====== Records for processing ======
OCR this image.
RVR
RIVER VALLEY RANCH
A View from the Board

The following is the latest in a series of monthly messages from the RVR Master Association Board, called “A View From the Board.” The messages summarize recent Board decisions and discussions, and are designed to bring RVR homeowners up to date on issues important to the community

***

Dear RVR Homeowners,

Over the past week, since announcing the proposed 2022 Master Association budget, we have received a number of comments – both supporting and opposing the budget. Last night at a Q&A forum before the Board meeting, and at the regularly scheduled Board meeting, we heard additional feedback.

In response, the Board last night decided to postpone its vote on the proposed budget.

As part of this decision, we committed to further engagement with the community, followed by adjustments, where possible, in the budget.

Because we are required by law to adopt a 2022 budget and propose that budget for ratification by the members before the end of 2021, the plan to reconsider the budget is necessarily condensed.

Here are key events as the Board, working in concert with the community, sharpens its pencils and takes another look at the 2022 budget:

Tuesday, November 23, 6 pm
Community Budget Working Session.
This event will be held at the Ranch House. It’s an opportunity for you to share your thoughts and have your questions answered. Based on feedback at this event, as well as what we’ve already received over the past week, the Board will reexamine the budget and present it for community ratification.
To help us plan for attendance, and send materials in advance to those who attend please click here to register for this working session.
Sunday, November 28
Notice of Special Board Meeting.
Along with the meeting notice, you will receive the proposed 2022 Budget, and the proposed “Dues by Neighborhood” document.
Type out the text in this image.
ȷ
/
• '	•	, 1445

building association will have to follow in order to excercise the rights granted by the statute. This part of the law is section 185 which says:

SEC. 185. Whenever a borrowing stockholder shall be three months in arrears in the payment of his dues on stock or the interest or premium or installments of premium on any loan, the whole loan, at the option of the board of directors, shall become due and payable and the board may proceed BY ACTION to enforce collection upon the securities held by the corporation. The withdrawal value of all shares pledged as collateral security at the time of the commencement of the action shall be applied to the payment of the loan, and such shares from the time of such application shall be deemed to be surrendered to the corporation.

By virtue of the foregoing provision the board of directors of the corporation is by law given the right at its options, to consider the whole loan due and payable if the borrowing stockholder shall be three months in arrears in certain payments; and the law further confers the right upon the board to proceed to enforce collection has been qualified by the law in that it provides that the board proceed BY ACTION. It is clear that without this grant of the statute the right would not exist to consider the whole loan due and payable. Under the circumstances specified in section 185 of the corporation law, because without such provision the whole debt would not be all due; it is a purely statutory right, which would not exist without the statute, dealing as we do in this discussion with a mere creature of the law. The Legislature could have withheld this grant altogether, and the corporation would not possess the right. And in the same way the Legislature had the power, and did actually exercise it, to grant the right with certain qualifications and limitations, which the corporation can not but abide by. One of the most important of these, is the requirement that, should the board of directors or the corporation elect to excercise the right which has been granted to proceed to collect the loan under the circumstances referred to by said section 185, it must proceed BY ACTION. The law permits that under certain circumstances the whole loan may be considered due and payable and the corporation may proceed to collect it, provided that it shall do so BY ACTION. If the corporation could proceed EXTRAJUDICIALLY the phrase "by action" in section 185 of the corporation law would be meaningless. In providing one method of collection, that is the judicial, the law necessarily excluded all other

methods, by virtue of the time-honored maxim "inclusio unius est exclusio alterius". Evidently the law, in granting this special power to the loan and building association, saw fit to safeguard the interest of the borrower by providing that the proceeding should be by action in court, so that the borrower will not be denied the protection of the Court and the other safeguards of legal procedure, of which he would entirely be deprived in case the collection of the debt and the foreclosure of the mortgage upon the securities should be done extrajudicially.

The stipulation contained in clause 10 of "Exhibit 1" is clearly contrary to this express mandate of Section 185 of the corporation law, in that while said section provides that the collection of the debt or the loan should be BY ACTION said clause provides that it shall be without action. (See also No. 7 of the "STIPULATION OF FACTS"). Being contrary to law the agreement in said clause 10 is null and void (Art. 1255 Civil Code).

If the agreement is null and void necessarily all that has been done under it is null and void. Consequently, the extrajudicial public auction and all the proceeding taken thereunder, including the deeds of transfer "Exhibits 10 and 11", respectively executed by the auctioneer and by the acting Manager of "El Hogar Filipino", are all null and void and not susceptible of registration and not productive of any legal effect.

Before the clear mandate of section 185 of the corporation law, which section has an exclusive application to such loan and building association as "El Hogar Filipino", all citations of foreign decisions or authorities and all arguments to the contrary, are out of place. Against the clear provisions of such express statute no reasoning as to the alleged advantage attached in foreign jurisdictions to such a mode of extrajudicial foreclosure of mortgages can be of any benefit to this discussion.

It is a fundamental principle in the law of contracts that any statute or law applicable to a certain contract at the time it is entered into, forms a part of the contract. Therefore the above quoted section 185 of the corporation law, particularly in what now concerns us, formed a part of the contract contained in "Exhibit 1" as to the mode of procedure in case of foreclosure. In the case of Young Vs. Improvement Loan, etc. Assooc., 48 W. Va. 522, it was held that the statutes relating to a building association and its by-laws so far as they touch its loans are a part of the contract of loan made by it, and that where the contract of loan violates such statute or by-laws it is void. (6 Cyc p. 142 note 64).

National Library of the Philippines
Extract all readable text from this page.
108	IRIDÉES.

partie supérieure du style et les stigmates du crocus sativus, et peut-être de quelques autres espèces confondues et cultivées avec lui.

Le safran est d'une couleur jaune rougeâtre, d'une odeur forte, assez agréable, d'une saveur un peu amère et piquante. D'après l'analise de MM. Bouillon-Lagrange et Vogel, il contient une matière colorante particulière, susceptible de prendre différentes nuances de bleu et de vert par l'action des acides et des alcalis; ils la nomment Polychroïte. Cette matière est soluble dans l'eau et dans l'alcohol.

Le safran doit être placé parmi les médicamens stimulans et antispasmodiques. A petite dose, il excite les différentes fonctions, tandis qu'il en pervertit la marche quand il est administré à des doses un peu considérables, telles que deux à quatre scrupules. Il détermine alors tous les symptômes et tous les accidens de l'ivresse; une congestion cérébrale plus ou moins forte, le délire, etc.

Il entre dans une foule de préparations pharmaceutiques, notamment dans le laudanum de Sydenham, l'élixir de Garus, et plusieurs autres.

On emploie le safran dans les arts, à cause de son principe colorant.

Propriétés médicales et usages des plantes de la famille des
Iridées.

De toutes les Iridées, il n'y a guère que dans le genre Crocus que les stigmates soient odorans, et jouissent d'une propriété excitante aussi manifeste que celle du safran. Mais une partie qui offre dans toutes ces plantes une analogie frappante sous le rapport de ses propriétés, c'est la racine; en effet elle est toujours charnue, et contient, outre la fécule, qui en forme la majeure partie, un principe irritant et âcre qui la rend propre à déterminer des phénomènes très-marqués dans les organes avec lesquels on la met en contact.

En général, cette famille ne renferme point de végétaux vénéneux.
======
__Stated exercise__: Repeat every line of the material exactly as given.

__Task answer__:
OCR this image.
RVR
RIVER VALLEY RANCH
A View from the Board

The following is the latest in a series of monthly messages from the RVR Master Association Board, called “A View From the Board.” The messages summarize recent Board decisions and discussions, and are designed to bring RVR homeowners up to date on issues important to the community

***

Dear RVR Homeowners,

Over the past week, since announcing the proposed 2022 Master Association budget, we have received a number of comments – both supporting and opposing the budget. Last night at a Q&A forum before the Board meeting, and at the regularly scheduled Board meeting, we heard additional feedback.

In response, the Board last night decided to postpone its vote on the proposed budget.

As part of this decision, we committed to further engagement with the community, followed by adjustments, where possible, in the budget.

Because we are required by law to adopt a 2022 budget and propose that budget for ratification by the members before the end of 2021, the plan to reconsider the budget is necessarily condensed.

Here are key events as the Board, working in concert with the community, sharpens its pencils and takes another look at the 2022 budget:

Tuesday, November 23, 6 pm
Community Budget Working Session.
This event will be held at the Ranch House. It’s an opportunity for you to share your thoughts and have your questions answered. Based on feedback at this event, as well as what we’ve already received over the past week, the Board will reexamine the budget and present it for community ratification.
To help us plan for attendance, and send materials in advance to those who attend please click here to register for this working session.
Sunday, November 28
Notice of Special Board Meeting.
Along with the meeting notice, you will receive the proposed 2022 Budget, and the proposed “Dues by Neighborhood” document.
Type out the text in this image.
ȷ
/
• '	•	, 1445

building association will have to follow in order to excercise the rights granted by the statute. This part of the law is section 185 which says:

SEC. 185. Whenever a borrowing stockholder shall be three months in arrears in the payment of his dues on stock or the interest or premium or installments of premium on any loan, the whole loan, at the option of the board of directors, shall become due and payable and the board may proceed BY ACTION to enforce collection upon the securities held by the corporation. The withdrawal value of all shares pledged as collateral security at the time of the commencement of the action shall be applied to the payment of the loan, and such shares from the time of such application shall be deemed to be surrendered to the corporation.

By virtue of the foregoing provision the board of directors of the corporation is by law given the right at its options, to consider the whole loan due and payable if the borrowing stockholder shall be three months in arrears in certain payments; and the law further confers the right upon the board to proceed to enforce collection has been qualified by the law in that it provides that the board proceed BY ACTION. It is clear that without this grant of the statute the right would not exist to consider the whole loan due and payable. Under the circumstances specified in section 185 of the corporation law, because without such provision the whole debt would not be all due; it is a purely statutory right, which would not exist without the statute, dealing as we do in this discussion with a mere creature of the law. The Legislature could have withheld this grant altogether, and the corporation would not possess the right. And in the same way the Legislature had the power, and did actually exercise it, to grant the right with certain qualifications and limitations, which the corporation can not but abide by. One of the most important of these, is the requirement that, should the board of directors or the corporation elect to excercise the right which has been granted to proceed to collect the loan under the circumstances referred to by said section 185, it must proceed BY ACTION. The law permits that under certain circumstances the whole loan may be considered due and payable and the corporation may proceed to collect it, provided that it shall do so BY ACTION. If the corporation could proceed EXTRAJUDICIALLY the phrase "by action" in section 185 of the corporation law would be meaningless. In providing one method of collection, that is the judicial, the law necessarily excluded all other

methods, by virtue of the time-honored maxim "inclusio unius est exclusio alterius". Evidently the law, in granting this special power to the loan and building association, saw fit to safeguard the interest of the borrower by providing that the proceeding should be by action in court, so that the borrower will not be denied the protection of the Court and the other safeguards of legal procedure, of which he would entirely be deprived in case the collection of the debt and the foreclosure of the mortgage upon the securities should be done extrajudicially.

The stipulation contained in clause 10 of "Exhibit 1" is clearly contrary to this express mandate of Section 185 of the corporation law, in that while said section provides that the collection of the debt or the loan should be BY ACTION said clause provides that it shall be without action. (See also No. 7 of the "STIPULATION OF FACTS"). Being contrary to law the agreement in said clause 10 is null and void (Art. 1255 Civil Code).

If the agreement is null and void necessarily all that has been done under it is null and void. Consequently, the extrajudicial public auction and all the proceeding taken thereunder, including the deeds of transfer "Exhibits 10 and 11", respectively executed by the auctioneer and by the acting Manager of "El Hogar Filipino", are all null and void and not susceptible of registration and not productive of any legal effect.

Before the clear mandate of section 185 of the corporation law, which section has an exclusive application to such loan and building association as "El Hogar Filipino", all citations of foreign decisions or authorities and all arguments to the contrary, are out of place. Against the clear provisions of such express statute no reasoning as to the alleged advantage attached in foreign jurisdictions to such a mode of extrajudicial foreclosure of mortgages can be of any benefit to this discussion.

It is a fundamental principle in the law of contracts that any statute or law applicable to a certain contract at the time it is entered into, forms a part of the contract. Therefore the above quoted section 185 of the corporation law, particularly in what now concerns us, formed a part of the contract contained in "Exhibit 1" as to the mode of procedure in case of foreclosure. In the case of Young Vs. Improvement Loan, etc. Assooc., 48 W. Va. 522, it was held that the statutes relating to a building association and its by-laws so far as they touch its loans are a part of the contract of loan made by it, and that where the contract of loan violates such statute or by-laws it is void. (6 Cyc p. 142 note 64).

National Library of the Philippines
Extract all readable text from this page.
108	IRIDÉES.

partie supérieure du style et les stigmates du crocus sativus, et peut-être de quelques autres espèces confondues et cultivées avec lui.

Le safran est d'une couleur jaune rougeâtre, d'une odeur forte, assez agréable, d'une saveur un peu amère et piquante. D'après l'analise de MM. Bouillon-Lagrange et Vogel, il contient une matière colorante particulière, susceptible de prendre différentes nuances de bleu et de vert par l'action des acides et des alcalis; ils la nomment Polychroïte. Cette matière est soluble dans l'eau et dans l'alcohol.

Le safran doit être placé parmi les médicamens stimulans et antispasmodiques. A petite dose, il excite les différentes fonctions, tandis qu'il en pervertit la marche quand il est administré à des doses un peu considérables, telles que deux à quatre scrupules. Il détermine alors tous les symptômes et tous les accidens de l'ivresse; une congestion cérébrale plus ou moins forte, le délire, etc.

Il entre dans une foule de préparations pharmaceutiques, notamment dans le laudanum de Sydenham, l'élixir de Garus, et plusieurs autres.

On emploie le safran dans les arts, à cause de son principe colorant.

Propriétés médicales et usages des plantes de la famille des
Iridées.

De toutes les Iridées, il n'y a guère que dans le genre Crocus que les stigmates soient odorans, et jouissent d'une propriété excitante aussi manifeste que celle du safran. Mais une partie qui offre dans toutes ces plantes une analogie frappante sous le rapport de ses propriétés, c'est la racine; en effet elle est toujours charnue, et contient, outre la fécule, qui en forme la majeure partie, un principe irritant et âcre qui la rend propre à déterminer des phénomènes très-marqués dans les organes avec lesquels on la met en contact.

En général, cette famille ne renferme point de végétaux vénéneux.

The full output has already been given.